A number of novel programs and initiatives have been rolled out recently, aimed at making health professions education more affordable.
The Uniformed Services University of the Health Sciences, for instance, trains health professionals for careers in the military services. Because of their military commitment, the students obtain their education at no cost. Military scholarships are also provided to health professions students in many medical schools in return for their subsequent service as health professionals in the military for a defined period.
The Salina campus of the University of Kansas School of Medicine recruits students committed to becoming primary care physicians and working in medically underserved rural communities in Kansas. Through the medical school’s Kansas Bridging Plan, some of the students’ educational debts are forgiven in return for practicing in these underserved communities. Several states have similar programs for paying off educational debt, including Louisiana’s State Loan Repayment Program, intended to encourage primary care practitioners to serve in Health Professional Shortage Areas; and a Minnesota loan forgiveness program to encourage midlevel providers—physician assistants, nurse practitioners, certified nurse midwives, dental therapists, and others—to practice in rural areas.
Over the years, Morehouse School of Medicine has worked to secure funds for student support from public and private sources. As a result of their commitment to providing primary care and establishing their practices in federally designated medically underserved areas, nineteen of the twenty-four students in the school’s first class received National Health Service Corps scholarships.

> [Work to be completed]
Go on with the passage about making health professions education more affordable, picking up right after its last sentence.

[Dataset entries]
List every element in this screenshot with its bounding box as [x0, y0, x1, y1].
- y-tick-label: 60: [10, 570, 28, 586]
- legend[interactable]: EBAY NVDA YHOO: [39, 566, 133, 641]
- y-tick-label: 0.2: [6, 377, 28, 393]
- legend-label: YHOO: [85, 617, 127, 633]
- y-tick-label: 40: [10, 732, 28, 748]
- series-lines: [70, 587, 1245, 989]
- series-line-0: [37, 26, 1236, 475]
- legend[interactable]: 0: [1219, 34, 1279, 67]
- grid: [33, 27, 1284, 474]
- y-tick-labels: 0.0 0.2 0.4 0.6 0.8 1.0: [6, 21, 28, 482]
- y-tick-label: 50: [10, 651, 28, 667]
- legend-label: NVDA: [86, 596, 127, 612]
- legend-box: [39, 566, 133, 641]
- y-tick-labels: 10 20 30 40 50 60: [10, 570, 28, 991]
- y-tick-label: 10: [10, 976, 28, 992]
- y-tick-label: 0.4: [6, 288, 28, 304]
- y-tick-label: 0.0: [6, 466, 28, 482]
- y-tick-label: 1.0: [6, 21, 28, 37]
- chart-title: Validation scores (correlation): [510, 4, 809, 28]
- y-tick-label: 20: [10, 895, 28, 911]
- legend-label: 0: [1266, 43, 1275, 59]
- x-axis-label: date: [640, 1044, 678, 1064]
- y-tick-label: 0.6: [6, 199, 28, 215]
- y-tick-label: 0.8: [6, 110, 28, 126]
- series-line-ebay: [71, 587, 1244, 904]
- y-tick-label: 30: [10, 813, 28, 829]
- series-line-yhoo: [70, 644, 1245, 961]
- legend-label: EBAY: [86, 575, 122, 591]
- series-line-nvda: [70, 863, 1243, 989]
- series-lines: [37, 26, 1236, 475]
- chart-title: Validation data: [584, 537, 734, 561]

> [Exercise output]
Policy makers should evaluate these and other strategies for financing health professionals’ education to determine whether they represent viable mechanisms for developing the health workforce needed by the nation, removing financial barriers for low- and middle-income students, assisting in the recruitment of physicians to medically underserved communities, and helping increase racial and ethnic diversity in the nation’s health professions. Such investments are necessary to ensure that the talents and skills required for our nation’s health system will be there in the future.
A fundamental requirement for a strong nation is a healthy population. For the United States, this means having sufficient numbers and sufficient diversity of health professionals in urban and rural communities across the country to promote healthy lifestyles and a culture of wellness, and to care for people who are afflicted by illness or injury. In the US health care system, greater racial and ethnic diversity is essential to providing high-quality care, promoting the cultural competence of health professionals, and developing the trust and confidence in health professionals needed by the people served by the system.
There are no longer separate waiting rooms for white and black patients in Blakely. We’ve made some progress. But if we do not invest sufficiently today in the education of young health professionals, although we now sit in the same room, we may have a very long wait.